▶ [Cosa si chiede]:
(a) Modifica il testo su arte e percezione ricopiandone il passo che comincia con "Il ritorno alla" e prosegue fino a "della loro visione.", con "valutazioni" al posto di "giudizi".
(b) Riprendi il testo su arte e percezione e scrivine il seguito a partire dall'ultima frase.

▶ [Testo fornito]:
Resta da capire come al giorno d'oggi sia possibile un
ritorno al corpo, che è poi un ritorno ad una percezione oggettiva e
naturale della realtà.
Il ritorno alla percezione. Queste parole danno
l'impressione di stare parlando di un organismo che a lungo è rimasto al
buio, tanto da provocare l'atrofia dei suoi sensi. Quest'interpretazione
purtroppo non è lontana dalla realtà, poiché molti individui, abituati
come sono alla routine ed agli stimoli di cui vengono nutriti dal
sistema di cui fanno parte, sembrano aver perso la capacità di vedere
e di formulare giudizi in base al risultato della loro visione.
Mi occupo di arte, e mi è subito sovvenuto un bellissimo
testo di Rudolf Arnheim, intitolato Arte e Percezione Visiva.
Nell'introduzione, Arnheim scrive che «L'arte è, dopo tutto, il
prodotto di organismi viventi, e perciò probabilmente non dovrebbe
essere né più né meno complessa di questi stessi organismi. Se noi
scorgiamo certe qualità in un'opera d'arte eppure non siamo in grado di
descriverle, la ragione del nostro insuccesso non è dovuta al fatto che
usiamo delle parole per farlo, ma al fatto che i nostri occhi e i nostri
pensieri non riescono a scoprire quei principi che ne sono alla base»[3].
Mi sono soffermata a pensare a questo concetto, applicato non solo
all'opera d'arte ma a tutta la realtà. Mi sono chiesta quanto di fatto
l'arte, ovvero la percezione creativa, collabori alla visione della
realtà. Sorprendentemente, mi sono trovata a scoprire che essa
rappresenta tra tutti forse il contributo più importante.

▶ [Elenco delle voci]:
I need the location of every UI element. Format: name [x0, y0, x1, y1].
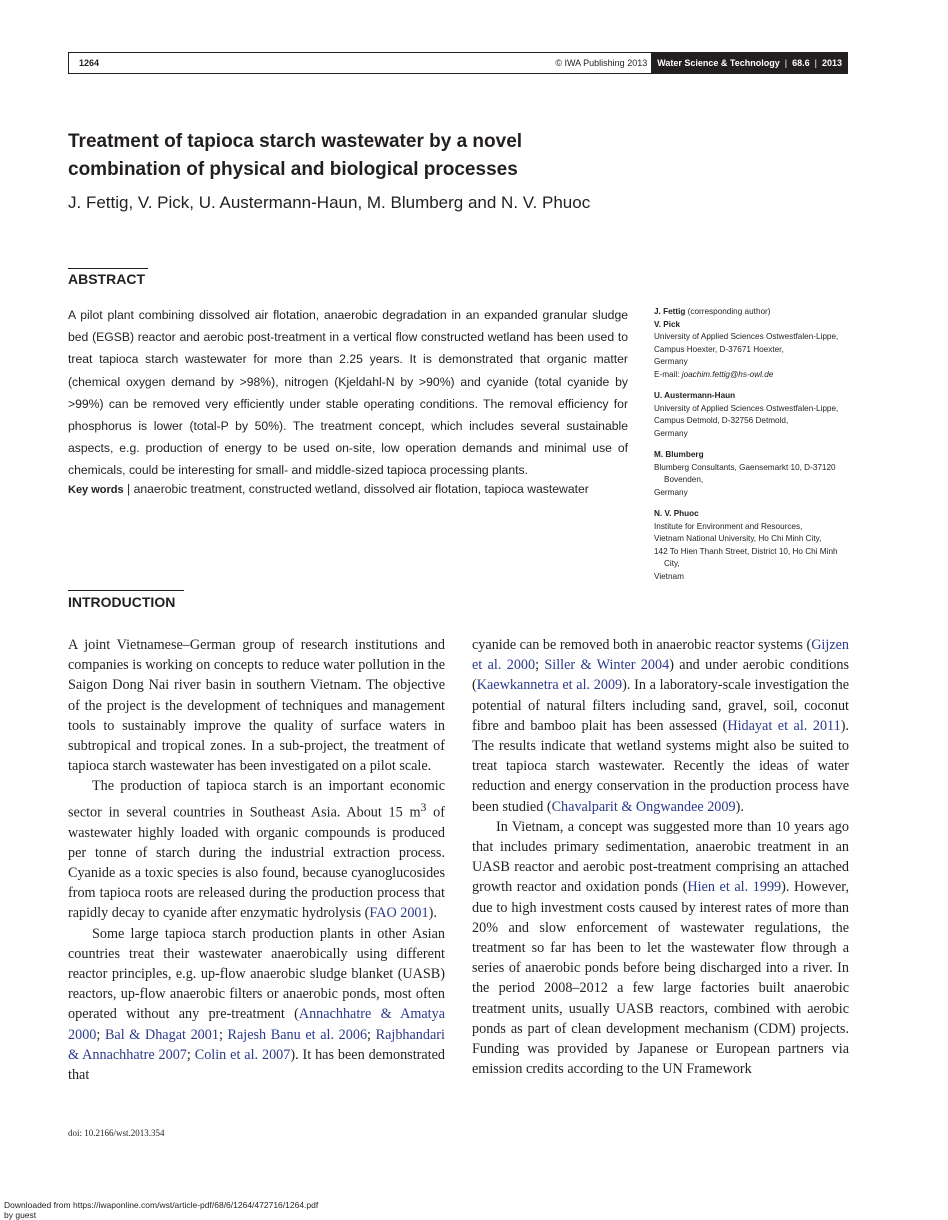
affiliation-line: Bovenden, — [664, 475, 704, 485]
affiliation-phuoc — [654, 508, 854, 584]
affiliation-line: City, — [664, 559, 680, 569]
header-separator: | — [814, 58, 817, 68]
title-line: Treatment of tapioca starch wastewater by a novel — [68, 131, 523, 152]
keywords-separator: | — [127, 482, 131, 496]
author-name: V. Pick — [654, 319, 681, 329]
author-list: J. Fettig, V. Pick, U. Austermann-Haun, M. Blumberg and N. V. Phuoc — [68, 193, 591, 212]
download-notice — [4, 1200, 318, 1220]
abstract-text: A pilot plant combining dissolved air flotation, anaerobic degradation in an expanded granular sludge bed (EGSB) reactor and aerobic post-treatment in a vertical flow constructed wetland has been used to treat tapioca starch wastewater for more than 2.25 years. It is demonstrated that organic matter (chemical oxygen demand by >98%), nitrogen (Kjeldahl-N by >90%) and cyanide (total cyanide by >99%) can be removed very efficiently under stable operating conditions. The removal efficiency for phosphorus is lower (total-P by 50%). The treatment concept, which includes several sustainable aspects, e.g. production of energy to be used on-site, low operation demands and minimal use of chemicals, could be interesting for small- and middle-sized tapioca processing plants. — [68, 308, 628, 478]
affiliation-blumberg — [654, 449, 854, 499]
page-number: 1264 — [79, 58, 100, 68]
affiliation-line: Germany — [654, 487, 688, 497]
author-name: J. Fettig — [654, 307, 686, 316]
affiliation-austermann-haun — [654, 390, 854, 440]
affiliation-line: Blumberg Consultants, Gaensemarkt 10, D-37120 — [654, 462, 836, 472]
journal-year: 2013 — [821, 58, 842, 68]
affiliation-line: University of Applied Sciences Ostwestfalen-Lippe, — [654, 403, 839, 413]
copyright-notice: © IWA Publishing 2013 — [555, 58, 648, 68]
citation-link[interactable]: Chavalparit & Ongwandee 2009 — [551, 798, 736, 815]
superscript: 3 — [420, 799, 427, 814]
citation-link[interactable]: Annachhatre & Amatya 2000 — [68, 1006, 445, 1043]
affiliation-fettig-pick — [654, 306, 854, 382]
body-column-right — [472, 635, 849, 1079]
paragraph: In Vietnam, a concept was suggested more than 10 years ago that includes primary sedimentation, anaerobic treatment in an UASB reactor and aerobic post-treatment comprising an attached growth reactor and oxidation ponds (Hien et al. 1999). However, due to high investment costs caused by interest rates of more than 20% and slow enforcement of wastewater regulations, the treatment so far has been to let the wastewater flow through a series of anaerobic ponds before being discharged into a river. In the period 2008–2012 a few large factories built anaerobic treatment units, usually UASB reactors, combined with aerobic ponds as part of clean development mechanism (CDM) projects. Funding was provided by Japanese or European partners via emission credits according to the UN Framework — [472, 818, 849, 1078]
author-note: (corresponding author) — [687, 307, 771, 316]
affiliation-line: Institute for Environment and Resources, — [654, 521, 803, 531]
affiliation-line: Vietnam National University, Ho Chi Minh City, — [654, 534, 822, 544]
abstract-heading: ABSTRACT — [68, 271, 145, 287]
affiliation-line: Campus Detmold, D-32756 Detmold, — [654, 416, 789, 426]
body-column-left — [68, 635, 445, 1085]
citation-link[interactable]: Rajbhandari & Annachhatre 2007 — [68, 1026, 445, 1063]
running-header — [68, 52, 848, 74]
affiliation-line: 142 To Hien Thanh Street, District 10, Ho Chi Minh — [654, 546, 838, 556]
citation-link[interactable]: Colin et al. 2007 — [194, 1046, 291, 1063]
paragraph: The production of tapioca starch is an important economic sector in several countries in Southeast Asia. About 15 $m^3$ of wastewater highly loaded with organic compounds is produced per tonne of starch during the industrial extraction process. Cyanide as a toxic species is also found, because cyanoglucosides from tapioca roots are released during the production process that rapidly decay to cyanide after enzymatic hydrolysis (FAO 2001). — [68, 778, 445, 922]
download-line: by guest — [4, 1210, 37, 1220]
keywords-label: Key words — [68, 484, 124, 496]
author-name: U. Austermann-Haun — [654, 391, 736, 400]
email-label: E-mail: — [654, 369, 682, 379]
affiliation-line: Campus Hoexter, D-37671 Hoexter, — [654, 344, 784, 354]
keywords — [68, 478, 638, 501]
keywords-list: anaerobic treatment, constructed wetland, dissolved air flotation, tapioca wastewater — [133, 482, 589, 496]
paragraph: A joint Vietnamese–German group of research institutions and companies is working on concepts to reduce water pollution in the Saigon Dong Nai river basin in southern Vietnam. The objective of the project is the development of techniques and management tools to sustainably improve the quality of surface waters in subtropical and tropical zones. In a sub-project, the treatment of tapioca starch wastewater has been investigated on a pilot scale. — [68, 637, 445, 775]
article-title — [68, 128, 688, 184]
header-separator: | — [784, 58, 788, 68]
citation-link[interactable]: Gijzen et al. 2000 — [472, 637, 850, 674]
citation-link[interactable]: FAO 2001 — [369, 905, 429, 922]
citation-link[interactable]: Hidayat et al. 2011 — [727, 717, 841, 734]
email-link[interactable]: joachim.fettig@hs-owl.de — [681, 369, 774, 379]
citation-link[interactable]: Rajesh Banu et al. 2006 — [227, 1026, 368, 1043]
citation-link[interactable]: Kaewkannetra et al. 2009 — [476, 677, 623, 694]
download-line: Downloaded from https://iwaponline.com/wst/article-pdf/68/6/1264/472716/1264.pdf — [4, 1200, 319, 1210]
affiliation-line: Germany — [654, 428, 688, 438]
introduction-heading: INTRODUCTION — [68, 594, 176, 610]
author-name: N. V. Phuoc — [654, 509, 699, 518]
paragraph: Some large tapioca starch production plants in other Asian countries treat their wastewater anaerobically using different reactor principles, e.g. up-flow anaerobic sludge blanket (UASB) reactors, up-flow anaerobic filters or anaerobic ponds, most often operated without any pre-treatment (Annachhatre & Amatya 2000; Bal & Dhagat 2001; Rajesh Banu et al. 2006; Rajbhandari & Annachhatre 2007; Colin et al. 2007). It has been demonstrated that — [68, 925, 445, 1083]
doi: doi: 10.2166/wst.2013.354 — [68, 1128, 165, 1138]
affiliation-line: University of Applied Sciences Ostwestfalen-Lippe, — [654, 332, 839, 342]
author-name: M. Blumberg — [654, 450, 704, 459]
journal-name: Water Science & Technology — [657, 58, 780, 68]
affiliation-line: Vietnam — [654, 571, 684, 581]
section-rule — [68, 590, 184, 591]
section-rule — [68, 268, 148, 269]
citation-link[interactable]: Bal & Dhagat 2001 — [104, 1026, 219, 1043]
affiliation-line: Germany — [654, 357, 688, 367]
title-line: combination of physical and biological processes — [68, 159, 518, 180]
paragraph: cyanide can be removed both in anaerobic reactor systems (Gijzen et al. 2000; Siller & Winter 2004) and under aerobic conditions (Kaewkannetra et al. 2009). In a laboratory-scale investigation the potential of natural filters including sand, gravel, soil, coconut fibre and bamboo plait has been assessed (Hidayat et al. 2011). The results indicate that wetland systems might also be suited to treat tapioca starch wastewater. Recently the ideas of water reduction and energy conservation in the production process have been studied (Chavalparit & Ongwandee 2009). — [472, 637, 850, 815]
journal-band — [651, 52, 848, 74]
citation-link[interactable]: Hien et al. 1999 — [687, 879, 782, 896]
journal-volume: 68.6 — [792, 58, 810, 68]
citation-link[interactable]: Siller & Winter 2004 — [544, 657, 670, 674]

▶ [Risposte all'esercizio]:
(a)
Il ritorno alla percezione. Queste parole danno
l'impressione di stare parlando di un organismo che a lungo è rimasto al
buio, tanto da provocare l'atrofia dei suoi sensi. Quest'interpretazione
purtroppo non è lontana dalla realtà, poiché molti individui, abituati
come sono alla routine ed agli stimoli di cui vengono nutriti dal
sistema di cui fanno parte, sembrano aver perso la capacità di vedere
e di formulare valutazioni in base al risultato della loro visione.

(b)
L'arte è considerata da molti come qualcosa di frivolo, un
contorno all'esistenza umana, nient'altro che uno sfondo interessante su
cui posare gli occhi di tanto in tanto. L'opera d'arte viene solitamente
vista per quello che è, un pezzo di tela o di argilla o di pellicola, ma
raramente si considera ciò che sottende alla sua realizzazione. Un'opera
d'arte è sempre frutto di una visione, a prescindere dal medium
usato o al messaggio che si vuole trasmettere. Ed è il risultato del
punto di vista dell'artista, che egli o ella ha rispetto a qualcosa di
reale. È l'atteggiamento dell'artista che si mette in ascolto della
realtà ciò che rende possibile l'opera, più che la tecnica o il
materiale. Ed è esattamente questo tipo di atteggiamento che rappresenta
quel ritorno al corpo, all'oggettivo, di cui parlavamo poc'anzi.
Un'interpretazione della realtà, anche in forma critica,
passa sempre per la visione. E l'aspetto creativo, che da troppi
è considerato “futile” o “poco reale” (paradossalmente i più grandi
detrattori della creatività sono talvolta coloro che si occupano di
lotta sociale, i quali invece promuovono una visione “impegnata” e
dunque “realistica” di ogni situazione) è invece fondamentale per ogni
tipo di azione, e di rivoluzione. Perché? La creatività parte dalla
realtà, sempre. Parte dalla visione, e dal corpo. E dà alla realtà
un'interpretazione che ne potenzia gli aspetti benefici. L'immaginario
arriva ad una completezza che il simbolico e il reale non ci danno. È
una dimensione dell'essere che permette la creazione di altri mondi
possibili. Quando invece l'immaginario non parte dalla realtà ma da
un'ipotesi, dalla volontà di fuga, dal desiderio di qualcosa che può
essere immaginato ma è troppo lontano dalla situazione reale per
essere messo in pratica, allora condanna chi vi si abbandona ad una vita
di impotenza, frustrazione ed immobilità.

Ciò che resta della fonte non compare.